__WORK TASK__.
Search the records for the word "Total" and copy every line in which it occurs.

__DATASET RECORDS__.
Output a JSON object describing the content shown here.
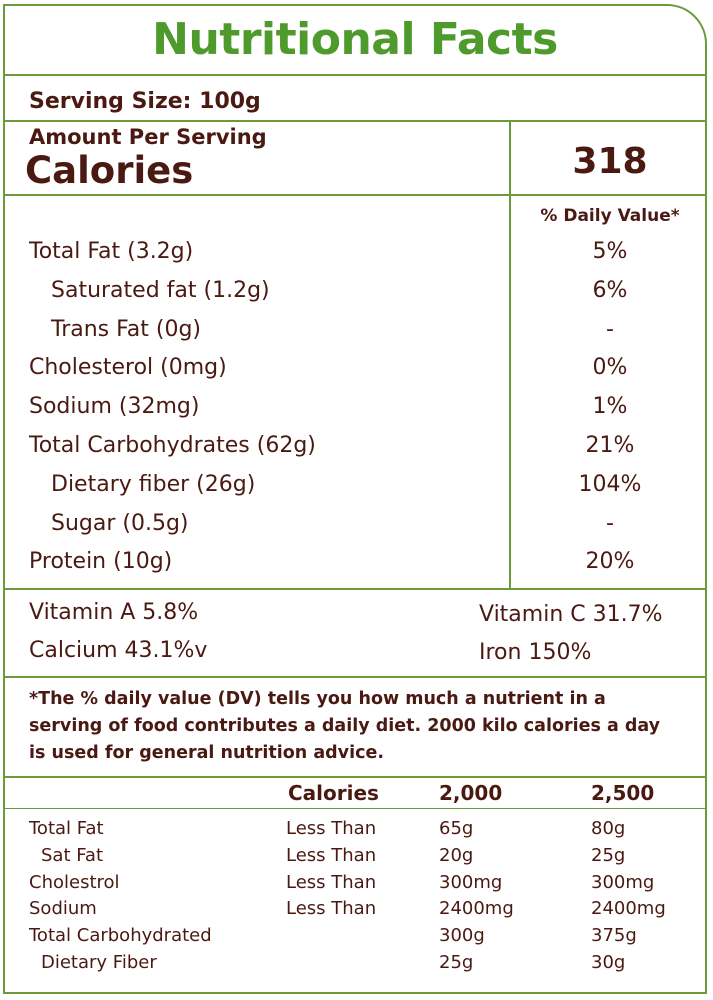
{
  "title": "Nutritional Facts",
  "serving_size": "Serving Size: 100g",
  "amount_per_serving": "Amount Per Serving",
  "calories_label": "Calories",
  "calories_value": "318",
  "daily_value_header": "% Daily Value*",
  "nutrients": [
    {
      "name": "Total Fat (3.2g)",
      "dv": "5%",
      "indent": false
    },
    {
      "name": "Saturated fat (1.2g)",
      "dv": "6%",
      "indent": true
    },
    {
      "name": "Trans Fat (0g)",
      "dv": "-",
      "indent": true
    },
    {
      "name": "Cholesterol (0mg)",
      "dv": "0%",
      "indent": false
    },
    {
      "name": "Sodium (32mg)",
      "dv": "1%",
      "indent": false
    },
    {
      "name": "Total Carbohydrates  (62g)",
      "dv": "21%",
      "indent": false
    },
    {
      "name": "Dietary fiber (26g)",
      "dv": "104%",
      "indent": true
    },
    {
      "name": "Sugar (0.5g)",
      "dv": "-",
      "indent": true
    },
    {
      "name": "Protein (10g)",
      "dv": "20%",
      "indent": false
    }
  ],
  "vitamins": {
    "vitamin_a": "Vitamin A 5.8%",
    "vitamin_c": "Vitamin C 31.7%",
    "calcium": "Calcium 43.1%v",
    "iron": "Iron 150%"
  },
  "footnote": "*The % daily value (DV) tells you how much a nutrient in a serving of food contributes a daily diet. 2000 kilo calories a day is used for general nutrition advice.",
  "reference": {
    "headers": [
      "Calories",
      "2,000",
      "2,500"
    ],
    "rows": [
      {
        "name": "Total Fat",
        "qualifier": "Less Than",
        "v2000": "65g",
        "v2500": "80g",
        "indent": false
      },
      {
        "name": "Sat Fat",
        "qualifier": "Less Than",
        "v2000": "20g",
        "v2500": "25g",
        "indent": true
      },
      {
        "name": "Cholestrol",
        "qualifier": "Less Than",
        "v2000": "300mg",
        "v2500": "300mg",
        "indent": false
      },
      {
        "name": "Sodium",
        "qualifier": "Less Than",
        "v2000": "2400mg",
        "v2500": "2400mg",
        "indent": false
      },
      {
        "name": "Total Carbohydrated",
        "qualifier": "",
        "v2000": "300g",
        "v2500": "375g",
        "indent": false
      },
      {
        "name": "Dietary Fiber",
        "qualifier": "",
        "v2000": "25g",
        "v2500": "30g",
        "indent": true
      }
    ]
  },
  "colors": {
    "title_green": "#4f9a2c",
    "border_green": "#6a9a3a",
    "text_brown": "#4a1a12"
  }
}
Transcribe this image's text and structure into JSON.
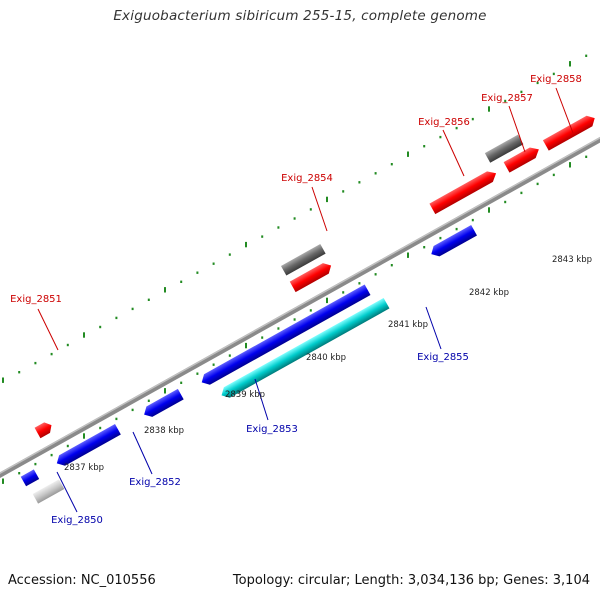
{
  "title": "Exiguobacterium sibiricum 255-15, complete genome",
  "footer": {
    "accession": "Accession: NC_010556",
    "topology": "Topology: circular; Length: 3,034,136 bp; Genes: 3,104"
  },
  "colors": {
    "forward_label": "#cc0000",
    "reverse_label": "#0000aa",
    "backbone": "#888888",
    "grid": "#228b22",
    "gene_red": "#ff0000",
    "gene_blue": "#0000ee",
    "gene_gray": "#666666",
    "gene_cyan": "#00cccc",
    "gene_lightgray": "#c8c8c8"
  },
  "genes": [
    {
      "id": "Exig_2851",
      "strand": "forward"
    },
    {
      "id": "Exig_2854",
      "strand": "forward"
    },
    {
      "id": "Exig_2856",
      "strand": "forward"
    },
    {
      "id": "Exig_2857",
      "strand": "forward"
    },
    {
      "id": "Exig_2858",
      "strand": "forward"
    },
    {
      "id": "Exig_2850",
      "strand": "reverse"
    },
    {
      "id": "Exig_2852",
      "strand": "reverse"
    },
    {
      "id": "Exig_2853",
      "strand": "reverse"
    },
    {
      "id": "Exig_2855",
      "strand": "reverse"
    }
  ],
  "ticks": [
    "2837 kbp",
    "2838 kbp",
    "2839 kbp",
    "2840 kbp",
    "2841 kbp",
    "2842 kbp",
    "2843 kbp"
  ]
}
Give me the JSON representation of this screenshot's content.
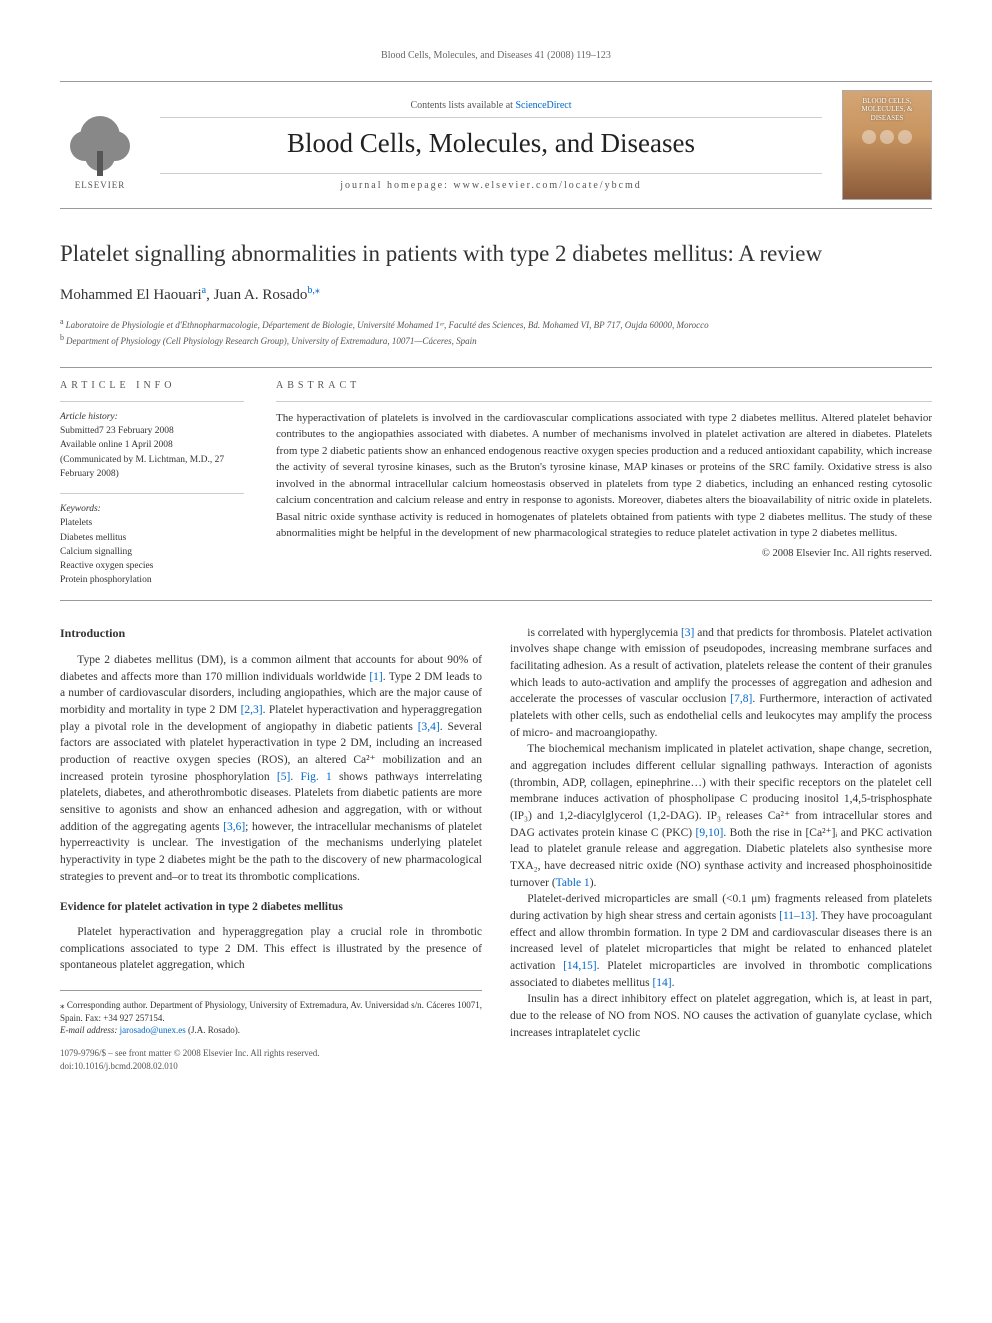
{
  "runningHeader": "Blood Cells, Molecules, and Diseases 41 (2008) 119–123",
  "masthead": {
    "publisher": "ELSEVIER",
    "contentsPrefix": "Contents lists available at ",
    "contentsLink": "ScienceDirect",
    "journalName": "Blood Cells, Molecules, and Diseases",
    "homepageLabel": "journal homepage: www.elsevier.com/locate/ybcmd",
    "coverTitle": "BLOOD CELLS, MOLECULES, & DISEASES"
  },
  "article": {
    "title": "Platelet signalling abnormalities in patients with type 2 diabetes mellitus: A review",
    "authors": [
      {
        "name": "Mohammed El Haouari",
        "affMark": "a"
      },
      {
        "name": "Juan A. Rosado",
        "affMark": "b,",
        "corresponding": "⁎"
      }
    ],
    "affiliations": [
      {
        "mark": "a",
        "text": "Laboratoire de Physiologie et d'Ethnopharmacologie, Département de Biologie, Université Mohamed 1ᵉʳ, Faculté des Sciences, Bd. Mohamed VI, BP 717, Oujda 60000, Morocco"
      },
      {
        "mark": "b",
        "text": "Department of Physiology (Cell Physiology Research Group), University of Extremadura, 10071—Cáceres, Spain"
      }
    ]
  },
  "articleInfo": {
    "heading": "ARTICLE INFO",
    "historyLabel": "Article history:",
    "history": [
      "Submitted7 23 February 2008",
      "Available online 1 April 2008",
      "(Communicated by M. Lichtman, M.D., 27 February 2008)"
    ],
    "keywordsLabel": "Keywords:",
    "keywords": [
      "Platelets",
      "Diabetes mellitus",
      "Calcium signalling",
      "Reactive oxygen species",
      "Protein phosphorylation"
    ]
  },
  "abstract": {
    "heading": "ABSTRACT",
    "text": "The hyperactivation of platelets is involved in the cardiovascular complications associated with type 2 diabetes mellitus. Altered platelet behavior contributes to the angiopathies associated with diabetes. A number of mechanisms involved in platelet activation are altered in diabetes. Platelets from type 2 diabetic patients show an enhanced endogenous reactive oxygen species production and a reduced antioxidant capability, which increase the activity of several tyrosine kinases, such as the Bruton's tyrosine kinase, MAP kinases or proteins of the SRC family. Oxidative stress is also involved in the abnormal intracellular calcium homeostasis observed in platelets from type 2 diabetics, including an enhanced resting cytosolic calcium concentration and calcium release and entry in response to agonists. Moreover, diabetes alters the bioavailability of nitric oxide in platelets. Basal nitric oxide synthase activity is reduced in homogenates of platelets obtained from patients with type 2 diabetes mellitus. The study of these abnormalities might be helpful in the development of new pharmacological strategies to reduce platelet activation in type 2 diabetes mellitus.",
    "copyright": "© 2008 Elsevier Inc. All rights reserved."
  },
  "body": {
    "introHeading": "Introduction",
    "evidenceHeading": "Evidence for platelet activation in type 2 diabetes mellitus",
    "p1a": "Type 2 diabetes mellitus (DM), is a common ailment that accounts for about 90% of diabetes and affects more than 170 million individuals worldwide ",
    "c1": "[1]",
    "p1b": ". Type 2 DM leads to a number of cardiovascular disorders, including angiopathies, which are the major cause of morbidity and mortality in type 2 DM ",
    "c2": "[2,3]",
    "p1c": ". Platelet hyperactivation and hyperaggregation play a pivotal role in the development of angiopathy in diabetic patients ",
    "c3": "[3,4]",
    "p1d": ". Several factors are associated with platelet hyperactivation in type 2 DM, including an increased production of reactive oxygen species (ROS), an altered Ca²⁺ mobilization and an increased protein tyrosine phosphorylation ",
    "c4": "[5]",
    "p1e": ". ",
    "fig1": "Fig. 1",
    "p1f": " shows pathways interrelating platelets, diabetes, and atherothrombotic diseases. Platelets from diabetic patients are more sensitive to agonists and show an enhanced adhesion and aggregation, with or without addition of the aggregating agents ",
    "c5": "[3,6]",
    "p1g": "; however, the intracellular mechanisms of platelet hyperreactivity is unclear. The investigation of the mechanisms underlying platelet hyperactivity in type 2 diabetes might be the path to the discovery of new pharmacological strategies to prevent and–or to treat its thrombotic complications.",
    "p2": "Platelet hyperactivation and hyperaggregation play a crucial role in thrombotic complications associated to type 2 DM. This effect is illustrated by the presence of spontaneous platelet aggregation, which",
    "p3a": "is correlated with hyperglycemia ",
    "c6": "[3]",
    "p3b": " and that predicts for thrombosis. Platelet activation involves shape change with emission of pseudopodes, increasing membrane surfaces and facilitating adhesion. As a result of activation, platelets release the content of their granules which leads to auto-activation and amplify the processes of aggregation and adhesion and accelerate the processes of vascular occlusion ",
    "c7": "[7,8]",
    "p3c": ". Furthermore, interaction of activated platelets with other cells, such as endothelial cells and leukocytes may amplify the process of micro- and macroangiopathy.",
    "p4a": "The biochemical mechanism implicated in platelet activation, shape change, secretion, and aggregation includes different cellular signalling pathways. Interaction of agonists (thrombin, ADP, collagen, epinephrine…) with their specific receptors on the platelet cell membrane induces activation of phospholipase C producing inositol 1,4,5-trisphosphate (IP₃) and 1,2-diacylglycerol (1,2-DAG). IP₃ releases Ca²⁺ from intracellular stores and DAG activates protein kinase C (PKC) ",
    "c8": "[9,10]",
    "p4b": ". Both the rise in [Ca²⁺]ᵢ and PKC activation lead to platelet granule release and aggregation. Diabetic platelets also synthesise more TXA₂, have decreased nitric oxide (NO) synthase activity and increased phosphoinositide turnover (",
    "tab1": "Table 1",
    "p4c": ").",
    "p5a": "Platelet-derived microparticles are small (<0.1 μm) fragments released from platelets during activation by high shear stress and certain agonists ",
    "c9": "[11–13]",
    "p5b": ". They have procoagulant effect and allow thrombin formation. In type 2 DM and cardiovascular diseases there is an increased level of platelet microparticles that might be related to enhanced platelet activation ",
    "c10": "[14,15]",
    "p5c": ". Platelet microparticles are involved in thrombotic complications associated to diabetes mellitus ",
    "c11": "[14]",
    "p5d": ".",
    "p6": "Insulin has a direct inhibitory effect on platelet aggregation, which is, at least in part, due to the release of NO from NOS. NO causes the activation of guanylate cyclase, which increases intraplatelet cyclic"
  },
  "footer": {
    "corrLabel": "⁎ Corresponding author. Department of Physiology, University of Extremadura, Av. Universidad s/n. Cáceres 10071, Spain. Fax: +34 927 257154.",
    "emailLabel": "E-mail address:",
    "email": "jarosado@unex.es",
    "emailOwner": "(J.A. Rosado).",
    "issn": "1079-9796/$ – see front matter © 2008 Elsevier Inc. All rights reserved.",
    "doi": "doi:10.1016/j.bcmd.2008.02.010"
  },
  "colors": {
    "link": "#0066cc",
    "text": "#333333",
    "rule": "#999999",
    "lightRule": "#cccccc"
  }
}
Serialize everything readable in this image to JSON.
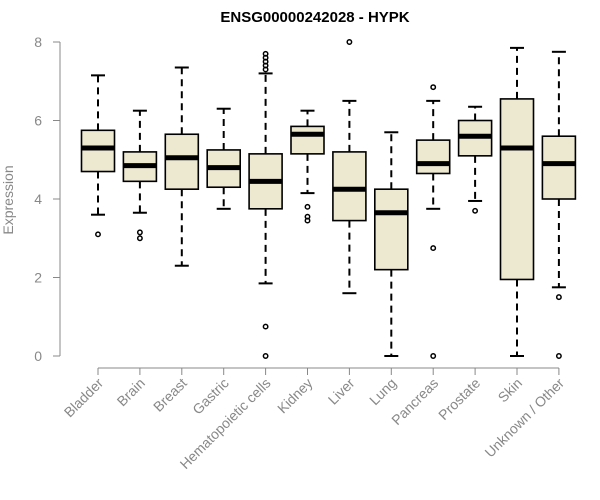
{
  "chart_data": {
    "type": "box",
    "title": "ENSG00000242028 - HYPK",
    "xlabel": "",
    "ylabel": "Expression",
    "ylim": [
      0,
      8
    ],
    "yticks": [
      0,
      2,
      4,
      6,
      8
    ],
    "grid": false,
    "box_fill": "#ede8d0",
    "box_stroke": "#000000",
    "categories": [
      "Bladder",
      "Brain",
      "Breast",
      "Gastric",
      "Hematopoietic cells",
      "Kidney",
      "Liver",
      "Lung",
      "Pancreas",
      "Prostate",
      "Skin",
      "Unknown / Other"
    ],
    "boxes": [
      {
        "whisker_low": 3.6,
        "q1": 4.7,
        "median": 5.3,
        "q3": 5.75,
        "whisker_high": 7.15,
        "outliers": [
          3.1
        ]
      },
      {
        "whisker_low": 3.65,
        "q1": 4.45,
        "median": 4.85,
        "q3": 5.2,
        "whisker_high": 6.25,
        "outliers": [
          3.15,
          3.0
        ]
      },
      {
        "whisker_low": 2.3,
        "q1": 4.25,
        "median": 5.05,
        "q3": 5.65,
        "whisker_high": 7.35,
        "outliers": []
      },
      {
        "whisker_low": 3.75,
        "q1": 4.3,
        "median": 4.8,
        "q3": 5.25,
        "whisker_high": 6.3,
        "outliers": []
      },
      {
        "whisker_low": 1.85,
        "q1": 3.75,
        "median": 4.45,
        "q3": 5.15,
        "whisker_high": 7.2,
        "outliers": [
          7.7,
          7.6,
          7.5,
          7.4,
          7.3,
          0.75,
          0.0
        ]
      },
      {
        "whisker_low": 4.15,
        "q1": 5.15,
        "median": 5.65,
        "q3": 5.85,
        "whisker_high": 6.25,
        "outliers": [
          3.8,
          3.55,
          3.45
        ]
      },
      {
        "whisker_low": 1.6,
        "q1": 3.45,
        "median": 4.25,
        "q3": 5.2,
        "whisker_high": 6.5,
        "outliers": [
          8.0
        ]
      },
      {
        "whisker_low": 0.0,
        "q1": 2.2,
        "median": 3.65,
        "q3": 4.25,
        "whisker_high": 5.7,
        "outliers": []
      },
      {
        "whisker_low": 3.75,
        "q1": 4.65,
        "median": 4.9,
        "q3": 5.5,
        "whisker_high": 6.5,
        "outliers": [
          6.85,
          2.75,
          0.0
        ]
      },
      {
        "whisker_low": 3.95,
        "q1": 5.1,
        "median": 5.6,
        "q3": 6.0,
        "whisker_high": 6.35,
        "outliers": [
          3.7
        ]
      },
      {
        "whisker_low": 0.0,
        "q1": 1.95,
        "median": 5.3,
        "q3": 6.55,
        "whisker_high": 7.85,
        "outliers": []
      },
      {
        "whisker_low": 1.75,
        "q1": 4.0,
        "median": 4.9,
        "q3": 5.6,
        "whisker_high": 7.75,
        "outliers": [
          1.5,
          0.0
        ]
      }
    ]
  }
}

__TASK SOLUTION__.
      "name": "Total Fat (3.2g)",
      "name": "Total Carbohydrates  (62g)",
        "name": "Total Fat",
        "name": "Total Carbohydrated",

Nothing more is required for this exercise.